**Exercise requirements:** Reproduce all of the data exactly.

start Data for this exercise

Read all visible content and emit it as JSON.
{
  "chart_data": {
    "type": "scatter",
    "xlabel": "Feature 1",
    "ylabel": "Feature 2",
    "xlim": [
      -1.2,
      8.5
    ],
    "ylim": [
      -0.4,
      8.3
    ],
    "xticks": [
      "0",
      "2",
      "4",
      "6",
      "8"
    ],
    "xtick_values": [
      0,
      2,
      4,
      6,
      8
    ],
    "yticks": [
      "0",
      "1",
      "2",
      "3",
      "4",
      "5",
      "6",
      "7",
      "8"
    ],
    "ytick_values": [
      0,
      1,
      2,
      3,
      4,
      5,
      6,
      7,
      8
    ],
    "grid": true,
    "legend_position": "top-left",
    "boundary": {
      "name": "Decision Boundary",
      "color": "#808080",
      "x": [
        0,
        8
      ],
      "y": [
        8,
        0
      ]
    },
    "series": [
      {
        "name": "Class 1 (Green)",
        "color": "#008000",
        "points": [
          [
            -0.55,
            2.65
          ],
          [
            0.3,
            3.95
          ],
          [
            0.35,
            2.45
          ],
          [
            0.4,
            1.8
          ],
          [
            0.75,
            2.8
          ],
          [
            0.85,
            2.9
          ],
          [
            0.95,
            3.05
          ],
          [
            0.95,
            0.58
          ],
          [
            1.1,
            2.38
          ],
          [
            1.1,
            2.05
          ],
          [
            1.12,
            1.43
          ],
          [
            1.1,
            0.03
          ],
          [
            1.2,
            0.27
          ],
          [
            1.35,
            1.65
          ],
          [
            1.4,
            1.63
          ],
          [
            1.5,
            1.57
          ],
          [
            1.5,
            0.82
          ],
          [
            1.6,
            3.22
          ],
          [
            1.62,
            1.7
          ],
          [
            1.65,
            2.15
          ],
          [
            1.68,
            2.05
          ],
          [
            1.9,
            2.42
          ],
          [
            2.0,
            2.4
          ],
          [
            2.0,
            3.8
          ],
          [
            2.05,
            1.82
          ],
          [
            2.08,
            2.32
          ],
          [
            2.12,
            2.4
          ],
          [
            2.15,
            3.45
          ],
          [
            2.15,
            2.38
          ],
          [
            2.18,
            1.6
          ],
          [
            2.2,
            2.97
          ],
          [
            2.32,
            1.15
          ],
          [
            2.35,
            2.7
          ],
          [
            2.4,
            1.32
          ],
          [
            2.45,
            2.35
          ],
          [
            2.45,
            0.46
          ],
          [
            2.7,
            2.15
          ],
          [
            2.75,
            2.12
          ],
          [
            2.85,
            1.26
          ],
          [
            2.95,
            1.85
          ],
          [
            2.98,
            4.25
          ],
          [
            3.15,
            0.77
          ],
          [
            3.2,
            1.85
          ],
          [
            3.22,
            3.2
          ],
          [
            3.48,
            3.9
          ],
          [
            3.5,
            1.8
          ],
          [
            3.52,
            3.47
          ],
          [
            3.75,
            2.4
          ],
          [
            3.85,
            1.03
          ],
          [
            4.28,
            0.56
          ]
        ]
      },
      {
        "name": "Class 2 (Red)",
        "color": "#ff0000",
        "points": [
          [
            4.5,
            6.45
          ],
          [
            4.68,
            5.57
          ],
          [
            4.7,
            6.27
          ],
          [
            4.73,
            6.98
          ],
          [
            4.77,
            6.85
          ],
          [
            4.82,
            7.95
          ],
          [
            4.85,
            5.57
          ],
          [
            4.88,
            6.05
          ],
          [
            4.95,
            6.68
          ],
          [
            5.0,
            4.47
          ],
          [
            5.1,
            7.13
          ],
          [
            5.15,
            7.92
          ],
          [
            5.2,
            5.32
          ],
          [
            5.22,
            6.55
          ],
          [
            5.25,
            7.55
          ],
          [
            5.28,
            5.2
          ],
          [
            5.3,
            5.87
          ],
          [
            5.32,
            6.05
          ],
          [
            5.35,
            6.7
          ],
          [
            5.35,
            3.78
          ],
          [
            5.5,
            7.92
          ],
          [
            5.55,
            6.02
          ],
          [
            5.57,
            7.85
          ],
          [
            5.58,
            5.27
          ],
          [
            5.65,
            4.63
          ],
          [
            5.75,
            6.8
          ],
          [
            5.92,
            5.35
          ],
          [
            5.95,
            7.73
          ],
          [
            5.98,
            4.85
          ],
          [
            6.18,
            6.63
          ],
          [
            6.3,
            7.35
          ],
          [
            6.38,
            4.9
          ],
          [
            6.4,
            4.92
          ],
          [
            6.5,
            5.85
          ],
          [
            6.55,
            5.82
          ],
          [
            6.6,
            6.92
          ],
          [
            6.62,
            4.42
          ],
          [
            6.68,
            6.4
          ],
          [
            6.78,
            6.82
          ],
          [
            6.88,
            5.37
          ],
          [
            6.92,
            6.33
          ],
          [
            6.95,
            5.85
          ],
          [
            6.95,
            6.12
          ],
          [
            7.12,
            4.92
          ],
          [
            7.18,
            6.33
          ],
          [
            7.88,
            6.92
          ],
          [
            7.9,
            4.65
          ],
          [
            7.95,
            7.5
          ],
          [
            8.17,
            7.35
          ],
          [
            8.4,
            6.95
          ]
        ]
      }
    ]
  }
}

end Data for this exercise

**Response to this task:**
Read all visible content and emit it as JSON.
{
  "chart_data": {
    "type": "scatter",
    "xlabel": "Feature 1",
    "ylabel": "Feature 2",
    "xlim": [
      -1.2,
      8.5
    ],
    "ylim": [
      -0.4,
      8.3
    ],
    "xticks": [
      "0",
      "2",
      "4",
      "6",
      "8"
    ],
    "xtick_values": [
      0,
      2,
      4,
      6,
      8
    ],
    "yticks": [
      "0",
      "1",
      "2",
      "3",
      "4",
      "5",
      "6",
      "7",
      "8"
    ],
    "ytick_values": [
      0,
      1,
      2,
      3,
      4,
      5,
      6,
      7,
      8
    ],
    "grid": true,
    "legend_position": "top-left",
    "boundary": {
      "name": "Decision Boundary",
      "color": "#808080",
      "x": [
        0,
        8
      ],
      "y": [
        8,
        0
      ]
    },
    "series": [
      {
        "name": "Class 1 (Green)",
        "color": "#008000",
        "points": [
          [
            -0.55,
            2.65
          ],
          [
            0.3,
            3.95
          ],
          [
            0.35,
            2.45
          ],
          [
            0.4,
            1.8
          ],
          [
            0.75,
            2.8
          ],
          [
            0.85,
            2.9
          ],
          [
            0.95,
            3.05
          ],
          [
            0.95,
            0.58
          ],
          [
            1.1,
            2.38
          ],
          [
            1.1,
            2.05
          ],
          [
            1.12,
            1.43
          ],
          [
            1.1,
            0.03
          ],
          [
            1.2,
            0.27
          ],
          [
            1.35,
            1.65
          ],
          [
            1.4,
            1.63
          ],
          [
            1.5,
            1.57
          ],
          [
            1.5,
            0.82
          ],
          [
            1.6,
            3.22
          ],
          [
            1.62,
            1.7
          ],
          [
            1.65,
            2.15
          ],
          [
            1.68,
            2.05
          ],
          [
            1.9,
            2.42
          ],
          [
            2.0,
            2.4
          ],
          [
            2.0,
            3.8
          ],
          [
            2.05,
            1.82
          ],
          [
            2.08,
            2.32
          ],
          [
            2.12,
            2.4
          ],
          [
            2.15,
            3.45
          ],
          [
            2.15,
            2.38
          ],
          [
            2.18,
            1.6
          ],
          [
            2.2,
            2.97
          ],
          [
            2.32,
            1.15
          ],
          [
            2.35,
            2.7
          ],
          [
            2.4,
            1.32
          ],
          [
            2.45,
            2.35
          ],
          [
            2.45,
            0.46
          ],
          [
            2.7,
            2.15
          ],
          [
            2.75,
            2.12
          ],
          [
            2.85,
            1.26
          ],
          [
            2.95,
            1.85
          ],
          [
            2.98,
            4.25
          ],
          [
            3.15,
            0.77
          ],
          [
            3.2,
            1.85
          ],
          [
            3.22,
            3.2
          ],
          [
            3.48,
            3.9
          ],
          [
            3.5,
            1.8
          ],
          [
            3.52,
            3.47
          ],
          [
            3.75,
            2.4
          ],
          [
            3.85,
            1.03
          ],
          [
            4.28,
            0.56
          ]
        ]
      },
      {
        "name": "Class 2 (Red)",
        "color": "#ff0000",
        "points": [
          [
            4.5,
            6.45
          ],
          [
            4.68,
            5.57
          ],
          [
            4.7,
            6.27
          ],
          [
            4.73,
            6.98
          ],
          [
            4.77,
            6.85
          ],
          [
            4.82,
            7.95
          ],
          [
            4.85,
            5.57
          ],
          [
            4.88,
            6.05
          ],
          [
            4.95,
            6.68
          ],
          [
            5.0,
            4.47
          ],
          [
            5.1,
            7.13
          ],
          [
            5.15,
            7.92
          ],
          [
            5.2,
            5.32
          ],
          [
            5.22,
            6.55
          ],
          [
            5.25,
            7.55
          ],
          [
            5.28,
            5.2
          ],
          [
            5.3,
            5.87
          ],
          [
            5.32,
            6.05
          ],
          [
            5.35,
            6.7
          ],
          [
            5.35,
            3.78
          ],
          [
            5.5,
            7.92
          ],
          [
            5.55,
            6.02
          ],
          [
            5.57,
            7.85
          ],
          [
            5.58,
            5.27
          ],
          [
            5.65,
            4.63
          ],
          [
            5.75,
            6.8
          ],
          [
            5.92,
            5.35
          ],
          [
            5.95,
            7.73
          ],
          [
            5.98,
            4.85
          ],
          [
            6.18,
            6.63
          ],
          [
            6.3,
            7.35
          ],
          [
            6.38,
            4.9
          ],
          [
            6.4,
            4.92
          ],
          [
            6.5,
            5.85
          ],
          [
            6.55,
            5.82
          ],
          [
            6.6,
            6.92
          ],
          [
            6.62,
            4.42
          ],
          [
            6.68,
            6.4
          ],
          [
            6.78,
            6.82
          ],
          [
            6.88,
            5.37
          ],
          [
            6.92,
            6.33
          ],
          [
            6.95,
            5.85
          ],
          [
            6.95,
            6.12
          ],
          [
            7.12,
            4.92
          ],
          [
            7.18,
            6.33
          ],
          [
            7.88,
            6.92
          ],
          [
            7.9,
            4.65
          ],
          [
            7.95,
            7.5
          ],
          [
            8.17,
            7.35
          ],
          [
            8.4,
            6.95
          ]
        ]
      }
    ]
  }
}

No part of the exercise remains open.